**** MATERIAL FOR THE TASK
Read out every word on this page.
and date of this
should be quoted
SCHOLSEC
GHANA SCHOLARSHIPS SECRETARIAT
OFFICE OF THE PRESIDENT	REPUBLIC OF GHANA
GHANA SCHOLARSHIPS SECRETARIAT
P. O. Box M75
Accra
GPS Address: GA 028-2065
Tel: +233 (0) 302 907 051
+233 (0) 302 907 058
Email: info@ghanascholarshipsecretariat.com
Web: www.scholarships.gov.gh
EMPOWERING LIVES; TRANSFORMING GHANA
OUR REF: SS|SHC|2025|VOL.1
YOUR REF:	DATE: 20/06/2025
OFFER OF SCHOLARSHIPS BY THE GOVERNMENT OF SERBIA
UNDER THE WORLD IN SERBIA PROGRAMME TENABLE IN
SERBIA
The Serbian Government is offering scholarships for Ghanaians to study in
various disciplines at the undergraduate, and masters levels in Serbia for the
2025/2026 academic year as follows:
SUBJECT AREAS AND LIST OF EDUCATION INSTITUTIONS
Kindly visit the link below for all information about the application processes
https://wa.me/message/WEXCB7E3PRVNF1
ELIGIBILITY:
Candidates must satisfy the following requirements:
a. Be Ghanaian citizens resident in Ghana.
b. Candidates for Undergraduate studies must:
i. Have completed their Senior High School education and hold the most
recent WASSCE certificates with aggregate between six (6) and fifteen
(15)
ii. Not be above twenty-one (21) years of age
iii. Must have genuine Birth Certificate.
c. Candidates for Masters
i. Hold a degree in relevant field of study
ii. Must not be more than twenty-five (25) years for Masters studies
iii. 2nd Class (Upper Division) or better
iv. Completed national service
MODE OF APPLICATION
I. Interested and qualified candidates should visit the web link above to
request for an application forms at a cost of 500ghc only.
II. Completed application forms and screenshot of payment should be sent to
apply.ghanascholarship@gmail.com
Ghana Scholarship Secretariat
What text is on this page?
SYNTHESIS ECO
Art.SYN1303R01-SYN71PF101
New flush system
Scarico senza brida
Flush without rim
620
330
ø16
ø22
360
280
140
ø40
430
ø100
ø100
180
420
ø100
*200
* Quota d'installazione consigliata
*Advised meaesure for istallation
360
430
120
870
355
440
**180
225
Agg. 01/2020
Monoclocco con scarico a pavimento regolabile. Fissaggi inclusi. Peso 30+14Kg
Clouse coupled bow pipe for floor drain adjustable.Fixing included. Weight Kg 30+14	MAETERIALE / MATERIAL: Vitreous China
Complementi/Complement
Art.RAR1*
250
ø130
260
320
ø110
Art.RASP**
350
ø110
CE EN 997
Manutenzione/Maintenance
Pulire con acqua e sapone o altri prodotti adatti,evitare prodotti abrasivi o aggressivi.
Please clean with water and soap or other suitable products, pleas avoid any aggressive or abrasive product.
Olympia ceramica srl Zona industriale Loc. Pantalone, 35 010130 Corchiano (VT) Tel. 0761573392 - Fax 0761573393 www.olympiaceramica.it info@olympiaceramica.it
********
WHAT YOU WILL DO —
Give the entries again in full, exactly as they are written.

OUTPUT OF THE EXERCISE —
Read out every word on this page.
and date of this
should be quoted
SCHOLSEC
GHANA SCHOLARSHIPS SECRETARIAT
OFFICE OF THE PRESIDENT	REPUBLIC OF GHANA
GHANA SCHOLARSHIPS SECRETARIAT
P. O. Box M75
Accra
GPS Address: GA 028-2065
Tel: +233 (0) 302 907 051
+233 (0) 302 907 058
Email: info@ghanascholarshipsecretariat.com
Web: www.scholarships.gov.gh
EMPOWERING LIVES; TRANSFORMING GHANA
OUR REF: SS|SHC|2025|VOL.1
YOUR REF:	DATE: 20/06/2025
OFFER OF SCHOLARSHIPS BY THE GOVERNMENT OF SERBIA
UNDER THE WORLD IN SERBIA PROGRAMME TENABLE IN
SERBIA
The Serbian Government is offering scholarships for Ghanaians to study in
various disciplines at the undergraduate, and masters levels in Serbia for the
2025/2026 academic year as follows:
SUBJECT AREAS AND LIST OF EDUCATION INSTITUTIONS
Kindly visit the link below for all information about the application processes
https://wa.me/message/WEXCB7E3PRVNF1
ELIGIBILITY:
Candidates must satisfy the following requirements:
a. Be Ghanaian citizens resident in Ghana.
b. Candidates for Undergraduate studies must:
i. Have completed their Senior High School education and hold the most
recent WASSCE certificates with aggregate between six (6) and fifteen
(15)
ii. Not be above twenty-one (21) years of age
iii. Must have genuine Birth Certificate.
c. Candidates for Masters
i. Hold a degree in relevant field of study
ii. Must not be more than twenty-five (25) years for Masters studies
iii. 2nd Class (Upper Division) or better
iv. Completed national service
MODE OF APPLICATION
I. Interested and qualified candidates should visit the web link above to
request for an application forms at a cost of 500ghc only.
II. Completed application forms and screenshot of payment should be sent to
apply.ghanascholarship@gmail.com
Ghana Scholarship Secretariat
What text is on this page?
SYNTHESIS ECO
Art.SYN1303R01-SYN71PF101
New flush system
Scarico senza brida
Flush without rim
620
330
ø16
ø22
360
280
140
ø40
430
ø100
ø100
180
420
ø100
*200
* Quota d'installazione consigliata
*Advised meaesure for istallation
360
430
120
870
355
440
**180
225
Agg. 01/2020
Monoclocco con scarico a pavimento regolabile. Fissaggi inclusi. Peso 30+14Kg
Clouse coupled bow pipe for floor drain adjustable.Fixing included. Weight Kg 30+14	MAETERIALE / MATERIAL: Vitreous China
Complementi/Complement
Art.RAR1*
250
ø130
260
320
ø110
Art.RASP**
350
ø110
CE EN 997
Manutenzione/Maintenance
Pulire con acqua e sapone o altri prodotti adatti,evitare prodotti abrasivi o aggressivi.
Please clean with water and soap or other suitable products, pleas avoid any aggressive or abrasive product.
Olympia ceramica srl Zona industriale Loc. Pantalone, 35 010130 Corchiano (VT) Tel. 0761573392 - Fax 0761573393 www.olympiaceramica.it info@olympiaceramica.it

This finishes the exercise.